» Work request:
Repeat the data below with no changes.

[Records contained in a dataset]
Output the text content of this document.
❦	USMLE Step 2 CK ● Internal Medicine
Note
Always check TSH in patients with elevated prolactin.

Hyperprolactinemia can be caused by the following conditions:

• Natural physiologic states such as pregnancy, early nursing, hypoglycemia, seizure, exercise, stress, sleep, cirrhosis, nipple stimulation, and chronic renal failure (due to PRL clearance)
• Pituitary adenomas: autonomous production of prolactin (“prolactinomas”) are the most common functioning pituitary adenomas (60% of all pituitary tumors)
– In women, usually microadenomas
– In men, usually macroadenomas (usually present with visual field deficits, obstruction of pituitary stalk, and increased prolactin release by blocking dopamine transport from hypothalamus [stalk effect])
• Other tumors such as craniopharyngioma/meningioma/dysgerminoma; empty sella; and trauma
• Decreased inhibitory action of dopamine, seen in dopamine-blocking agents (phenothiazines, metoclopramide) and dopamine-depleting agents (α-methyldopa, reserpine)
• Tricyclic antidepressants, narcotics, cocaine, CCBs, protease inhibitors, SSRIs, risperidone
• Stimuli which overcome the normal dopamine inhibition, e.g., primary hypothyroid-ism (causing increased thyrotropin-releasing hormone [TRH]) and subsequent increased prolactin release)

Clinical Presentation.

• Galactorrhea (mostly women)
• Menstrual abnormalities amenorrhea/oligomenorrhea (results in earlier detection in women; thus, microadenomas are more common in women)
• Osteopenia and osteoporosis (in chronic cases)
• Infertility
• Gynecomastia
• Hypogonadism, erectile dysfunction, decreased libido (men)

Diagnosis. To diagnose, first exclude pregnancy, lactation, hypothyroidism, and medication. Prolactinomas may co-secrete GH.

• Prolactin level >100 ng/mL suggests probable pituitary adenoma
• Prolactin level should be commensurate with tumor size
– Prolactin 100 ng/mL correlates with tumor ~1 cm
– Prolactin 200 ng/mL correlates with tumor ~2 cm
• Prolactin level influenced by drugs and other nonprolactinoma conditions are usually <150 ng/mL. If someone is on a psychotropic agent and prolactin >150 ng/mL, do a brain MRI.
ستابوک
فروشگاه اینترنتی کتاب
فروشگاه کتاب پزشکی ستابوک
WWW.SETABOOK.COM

» Answer to this problem:
Output the text content of this document.
❦	USMLE Step 2 CK ● Internal Medicine
Note
Always check TSH in patients with elevated prolactin.

Hyperprolactinemia can be caused by the following conditions:

• Natural physiologic states such as pregnancy, early nursing, hypoglycemia, seizure, exercise, stress, sleep, cirrhosis, nipple stimulation, and chronic renal failure (due to PRL clearance)
• Pituitary adenomas: autonomous production of prolactin (“prolactinomas”) are the most common functioning pituitary adenomas (60% of all pituitary tumors)
– In women, usually microadenomas
– In men, usually macroadenomas (usually present with visual field deficits, obstruction of pituitary stalk, and increased prolactin release by blocking dopamine transport from hypothalamus [stalk effect])
• Other tumors such as craniopharyngioma/meningioma/dysgerminoma; empty sella; and trauma
• Decreased inhibitory action of dopamine, seen in dopamine-blocking agents (phenothiazines, metoclopramide) and dopamine-depleting agents (α-methyldopa, reserpine)
• Tricyclic antidepressants, narcotics, cocaine, CCBs, protease inhibitors, SSRIs, risperidone
• Stimuli which overcome the normal dopamine inhibition, e.g., primary hypothyroid-ism (causing increased thyrotropin-releasing hormone [TRH]) and subsequent increased prolactin release)

Clinical Presentation.

• Galactorrhea (mostly women)
• Menstrual abnormalities amenorrhea/oligomenorrhea (results in earlier detection in women; thus, microadenomas are more common in women)
• Osteopenia and osteoporosis (in chronic cases)
• Infertility
• Gynecomastia
• Hypogonadism, erectile dysfunction, decreased libido (men)

Diagnosis. To diagnose, first exclude pregnancy, lactation, hypothyroidism, and medication. Prolactinomas may co-secrete GH.

• Prolactin level >100 ng/mL suggests probable pituitary adenoma
• Prolactin level should be commensurate with tumor size
– Prolactin 100 ng/mL correlates with tumor ~1 cm
– Prolactin 200 ng/mL correlates with tumor ~2 cm
• Prolactin level influenced by drugs and other nonprolactinoma conditions are usually <150 ng/mL. If someone is on a psychotropic agent and prolactin >150 ng/mL, do a brain MRI.
ستابوک
فروشگاه اینترنتی کتاب
فروشگاه کتاب پزشکی ستابوک
WWW.SETABOOK.COM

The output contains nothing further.